> Directions: Print exactly, and only, the lines running from the line containing "Convert this chart" through the end of the records below.

-- BEGIN Provided material --

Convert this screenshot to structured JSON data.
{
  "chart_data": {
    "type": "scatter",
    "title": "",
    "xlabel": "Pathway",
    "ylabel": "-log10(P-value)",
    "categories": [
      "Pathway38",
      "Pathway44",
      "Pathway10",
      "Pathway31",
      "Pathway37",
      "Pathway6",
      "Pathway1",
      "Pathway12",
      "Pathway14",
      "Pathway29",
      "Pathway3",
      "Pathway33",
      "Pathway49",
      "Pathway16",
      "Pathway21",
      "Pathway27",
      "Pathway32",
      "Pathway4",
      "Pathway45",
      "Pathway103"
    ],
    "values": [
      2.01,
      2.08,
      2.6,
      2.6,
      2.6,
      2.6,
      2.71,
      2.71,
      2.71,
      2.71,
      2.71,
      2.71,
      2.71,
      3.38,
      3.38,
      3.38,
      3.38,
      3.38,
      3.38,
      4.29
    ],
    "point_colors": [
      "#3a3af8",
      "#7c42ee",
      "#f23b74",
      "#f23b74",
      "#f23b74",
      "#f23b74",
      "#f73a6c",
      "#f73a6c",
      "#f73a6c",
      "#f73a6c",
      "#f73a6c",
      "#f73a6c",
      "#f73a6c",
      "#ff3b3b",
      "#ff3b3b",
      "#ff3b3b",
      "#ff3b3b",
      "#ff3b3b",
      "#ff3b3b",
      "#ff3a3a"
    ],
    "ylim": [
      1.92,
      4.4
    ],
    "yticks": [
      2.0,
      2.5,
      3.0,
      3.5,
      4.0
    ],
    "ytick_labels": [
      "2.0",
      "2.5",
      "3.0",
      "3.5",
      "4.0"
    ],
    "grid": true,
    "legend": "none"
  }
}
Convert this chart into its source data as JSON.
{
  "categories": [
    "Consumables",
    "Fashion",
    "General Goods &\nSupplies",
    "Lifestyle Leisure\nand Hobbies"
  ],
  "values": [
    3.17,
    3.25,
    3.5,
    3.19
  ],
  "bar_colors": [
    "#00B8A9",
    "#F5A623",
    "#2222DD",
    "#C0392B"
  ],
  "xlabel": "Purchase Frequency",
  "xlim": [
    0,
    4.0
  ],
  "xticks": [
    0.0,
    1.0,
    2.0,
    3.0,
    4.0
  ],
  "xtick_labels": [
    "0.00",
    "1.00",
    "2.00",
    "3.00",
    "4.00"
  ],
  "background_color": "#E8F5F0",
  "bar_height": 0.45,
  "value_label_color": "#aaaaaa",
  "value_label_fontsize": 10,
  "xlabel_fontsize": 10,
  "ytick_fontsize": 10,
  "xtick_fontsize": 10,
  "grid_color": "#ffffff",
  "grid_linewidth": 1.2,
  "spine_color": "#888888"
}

-- END Provided material --

> Exercise result:
Convert this chart into its source data as JSON.
{
  "categories": [
    "Consumables",
    "Fashion",
    "General Goods &\nSupplies",
    "Lifestyle Leisure\nand Hobbies"
  ],
  "values": [
    3.17,
    3.25,
    3.5,
    3.19
  ],
  "bar_colors": [
    "#00B8A9",
    "#F5A623",
    "#2222DD",
    "#C0392B"
  ],
  "xlabel": "Purchase Frequency",
  "xlim": [
    0,
    4.0
  ],
  "xticks": [
    0.0,
    1.0,
    2.0,
    3.0,
    4.0
  ],
  "xtick_labels": [
    "0.00",
    "1.00",
    "2.00",
    "3.00",
    "4.00"
  ],
  "background_color": "#E8F5F0",
  "bar_height": 0.45,
  "value_label_color": "#aaaaaa",
  "value_label_fontsize": 10,
  "xlabel_fontsize": 10,
  "ytick_fontsize": 10,
  "xtick_fontsize": 10,
  "grid_color": "#ffffff",
  "grid_linewidth": 1.2,
  "spine_color": "#888888"
}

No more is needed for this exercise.